[Supplied records — start]

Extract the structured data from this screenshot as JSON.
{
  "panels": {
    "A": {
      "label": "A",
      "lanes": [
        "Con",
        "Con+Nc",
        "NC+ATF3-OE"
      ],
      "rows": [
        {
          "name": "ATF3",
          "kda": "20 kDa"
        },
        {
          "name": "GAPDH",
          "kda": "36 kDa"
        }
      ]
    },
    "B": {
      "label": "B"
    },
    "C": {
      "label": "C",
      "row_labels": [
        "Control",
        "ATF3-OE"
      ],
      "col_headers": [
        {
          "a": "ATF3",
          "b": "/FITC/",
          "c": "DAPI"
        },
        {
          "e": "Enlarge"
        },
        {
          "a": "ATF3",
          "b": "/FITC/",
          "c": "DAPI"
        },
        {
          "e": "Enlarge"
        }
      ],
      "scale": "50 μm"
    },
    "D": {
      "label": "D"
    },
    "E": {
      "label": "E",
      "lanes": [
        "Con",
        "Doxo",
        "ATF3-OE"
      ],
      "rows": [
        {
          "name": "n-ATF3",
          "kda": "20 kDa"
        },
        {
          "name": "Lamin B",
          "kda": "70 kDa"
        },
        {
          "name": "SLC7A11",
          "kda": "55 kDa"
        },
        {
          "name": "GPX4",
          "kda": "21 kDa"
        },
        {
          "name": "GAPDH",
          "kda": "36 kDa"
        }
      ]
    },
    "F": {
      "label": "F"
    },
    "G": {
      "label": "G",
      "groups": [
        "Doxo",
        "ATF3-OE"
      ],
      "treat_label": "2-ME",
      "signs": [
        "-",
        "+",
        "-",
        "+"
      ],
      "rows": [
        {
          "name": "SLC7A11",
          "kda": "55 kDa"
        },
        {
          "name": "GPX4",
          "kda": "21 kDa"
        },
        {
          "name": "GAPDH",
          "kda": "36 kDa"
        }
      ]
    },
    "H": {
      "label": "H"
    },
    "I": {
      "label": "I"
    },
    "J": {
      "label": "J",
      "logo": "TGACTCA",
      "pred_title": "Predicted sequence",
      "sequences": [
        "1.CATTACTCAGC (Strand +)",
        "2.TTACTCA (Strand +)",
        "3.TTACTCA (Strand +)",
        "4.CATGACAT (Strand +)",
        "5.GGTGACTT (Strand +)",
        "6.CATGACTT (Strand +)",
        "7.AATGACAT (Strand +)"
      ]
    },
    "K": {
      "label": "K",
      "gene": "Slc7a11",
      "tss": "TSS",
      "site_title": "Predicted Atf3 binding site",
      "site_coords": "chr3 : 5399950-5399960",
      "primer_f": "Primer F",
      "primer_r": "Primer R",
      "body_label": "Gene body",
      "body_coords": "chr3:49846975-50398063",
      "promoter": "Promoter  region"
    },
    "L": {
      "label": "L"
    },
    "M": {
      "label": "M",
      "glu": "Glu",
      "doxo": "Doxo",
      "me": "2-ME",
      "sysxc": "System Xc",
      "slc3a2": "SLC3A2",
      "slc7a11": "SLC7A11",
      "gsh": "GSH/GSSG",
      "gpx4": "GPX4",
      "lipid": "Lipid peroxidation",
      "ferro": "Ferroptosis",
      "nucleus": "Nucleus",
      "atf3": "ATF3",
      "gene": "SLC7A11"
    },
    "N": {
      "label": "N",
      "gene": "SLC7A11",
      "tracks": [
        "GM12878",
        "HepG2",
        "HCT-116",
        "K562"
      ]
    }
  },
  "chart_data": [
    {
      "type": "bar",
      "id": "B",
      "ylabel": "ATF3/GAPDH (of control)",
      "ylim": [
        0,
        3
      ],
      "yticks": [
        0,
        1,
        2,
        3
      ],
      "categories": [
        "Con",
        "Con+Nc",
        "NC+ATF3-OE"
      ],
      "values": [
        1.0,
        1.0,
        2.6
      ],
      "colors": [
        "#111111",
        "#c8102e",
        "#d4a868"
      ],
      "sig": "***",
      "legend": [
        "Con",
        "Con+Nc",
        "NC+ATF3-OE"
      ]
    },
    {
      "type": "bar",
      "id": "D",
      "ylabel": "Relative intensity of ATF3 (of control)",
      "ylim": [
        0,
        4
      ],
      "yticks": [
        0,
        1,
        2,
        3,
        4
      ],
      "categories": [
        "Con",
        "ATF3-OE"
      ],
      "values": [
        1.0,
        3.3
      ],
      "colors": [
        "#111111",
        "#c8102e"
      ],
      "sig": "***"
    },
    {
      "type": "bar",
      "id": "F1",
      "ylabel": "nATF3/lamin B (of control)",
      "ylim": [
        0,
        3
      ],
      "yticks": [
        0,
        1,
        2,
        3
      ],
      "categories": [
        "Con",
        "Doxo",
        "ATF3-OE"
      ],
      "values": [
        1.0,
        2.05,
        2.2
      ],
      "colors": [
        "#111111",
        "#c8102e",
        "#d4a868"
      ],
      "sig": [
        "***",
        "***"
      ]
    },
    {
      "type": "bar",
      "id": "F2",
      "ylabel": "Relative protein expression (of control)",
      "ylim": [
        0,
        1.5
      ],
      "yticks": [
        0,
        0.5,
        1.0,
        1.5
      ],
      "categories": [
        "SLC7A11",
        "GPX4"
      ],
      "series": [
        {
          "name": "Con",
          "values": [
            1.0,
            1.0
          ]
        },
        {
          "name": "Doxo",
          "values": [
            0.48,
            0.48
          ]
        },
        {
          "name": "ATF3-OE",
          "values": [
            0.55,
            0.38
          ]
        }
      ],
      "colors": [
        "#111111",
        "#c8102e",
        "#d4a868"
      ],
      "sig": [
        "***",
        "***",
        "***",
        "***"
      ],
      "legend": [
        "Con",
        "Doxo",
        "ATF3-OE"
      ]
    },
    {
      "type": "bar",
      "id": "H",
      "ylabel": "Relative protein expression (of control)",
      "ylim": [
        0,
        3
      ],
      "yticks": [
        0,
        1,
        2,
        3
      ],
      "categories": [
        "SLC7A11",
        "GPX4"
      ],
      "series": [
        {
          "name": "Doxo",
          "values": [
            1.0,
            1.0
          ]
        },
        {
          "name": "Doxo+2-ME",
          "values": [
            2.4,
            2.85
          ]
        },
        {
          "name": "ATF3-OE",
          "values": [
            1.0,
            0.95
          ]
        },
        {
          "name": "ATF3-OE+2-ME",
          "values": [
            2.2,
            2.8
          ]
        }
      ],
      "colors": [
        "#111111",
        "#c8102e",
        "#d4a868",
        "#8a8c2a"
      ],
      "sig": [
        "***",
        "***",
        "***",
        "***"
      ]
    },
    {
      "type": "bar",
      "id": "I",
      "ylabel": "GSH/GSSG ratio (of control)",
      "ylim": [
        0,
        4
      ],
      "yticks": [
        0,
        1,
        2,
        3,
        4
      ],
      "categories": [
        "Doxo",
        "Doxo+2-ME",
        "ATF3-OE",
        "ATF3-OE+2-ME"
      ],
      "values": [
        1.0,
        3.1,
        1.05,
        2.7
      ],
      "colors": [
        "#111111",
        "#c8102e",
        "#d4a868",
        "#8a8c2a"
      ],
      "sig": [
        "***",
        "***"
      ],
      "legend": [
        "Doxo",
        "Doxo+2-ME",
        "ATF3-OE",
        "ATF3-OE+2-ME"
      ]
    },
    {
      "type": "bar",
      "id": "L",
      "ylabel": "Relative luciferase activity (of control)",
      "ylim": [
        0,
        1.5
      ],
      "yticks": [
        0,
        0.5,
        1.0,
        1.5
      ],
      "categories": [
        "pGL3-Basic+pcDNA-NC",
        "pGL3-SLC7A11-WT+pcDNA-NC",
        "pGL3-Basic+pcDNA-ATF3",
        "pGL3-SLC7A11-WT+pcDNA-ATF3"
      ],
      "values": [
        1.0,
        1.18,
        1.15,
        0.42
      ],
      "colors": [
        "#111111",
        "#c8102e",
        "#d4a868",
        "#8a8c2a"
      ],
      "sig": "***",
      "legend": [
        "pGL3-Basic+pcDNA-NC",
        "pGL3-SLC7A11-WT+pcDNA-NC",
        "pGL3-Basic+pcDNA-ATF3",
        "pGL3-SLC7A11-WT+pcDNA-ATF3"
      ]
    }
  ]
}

[Supplied records — finish]

> [Task objective] Search each line of the data above for "GSSG", and copy the lines where it occurs.

> [Answer]
      "gsh": "GSH/GSSG",
      "ylabel": "GSH/GSSG ratio (of control)",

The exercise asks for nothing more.